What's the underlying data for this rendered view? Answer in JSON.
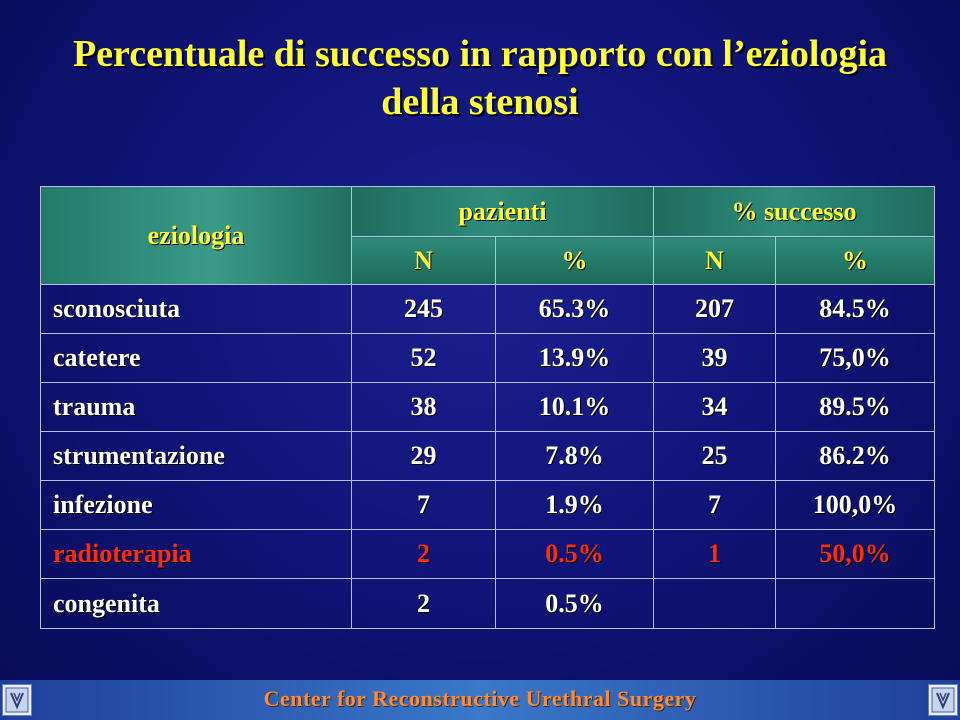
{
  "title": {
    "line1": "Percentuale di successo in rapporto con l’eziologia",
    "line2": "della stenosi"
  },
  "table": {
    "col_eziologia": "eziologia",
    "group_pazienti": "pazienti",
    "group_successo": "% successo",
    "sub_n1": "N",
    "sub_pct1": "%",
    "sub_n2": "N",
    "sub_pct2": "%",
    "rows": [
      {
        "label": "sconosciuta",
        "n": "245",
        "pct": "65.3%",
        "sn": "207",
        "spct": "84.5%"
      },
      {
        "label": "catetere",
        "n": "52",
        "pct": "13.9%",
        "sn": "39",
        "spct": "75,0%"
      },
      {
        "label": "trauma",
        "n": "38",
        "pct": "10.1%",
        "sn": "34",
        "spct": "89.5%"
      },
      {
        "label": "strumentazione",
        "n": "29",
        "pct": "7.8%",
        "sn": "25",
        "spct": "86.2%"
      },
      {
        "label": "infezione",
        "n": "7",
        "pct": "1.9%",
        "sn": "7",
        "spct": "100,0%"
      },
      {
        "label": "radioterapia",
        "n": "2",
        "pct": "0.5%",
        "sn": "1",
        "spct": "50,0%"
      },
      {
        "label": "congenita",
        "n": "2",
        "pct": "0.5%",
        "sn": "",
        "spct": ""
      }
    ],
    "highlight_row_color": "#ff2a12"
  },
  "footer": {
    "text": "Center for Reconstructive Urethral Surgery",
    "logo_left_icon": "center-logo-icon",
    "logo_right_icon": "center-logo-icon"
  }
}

# [Task directions]
Check every line of the data above for the string "successo", and copy those that have it.

# [The reply]
    "line1": "Percentuale di successo in rapporto con l’eziologia",
    "group_successo": "% successo",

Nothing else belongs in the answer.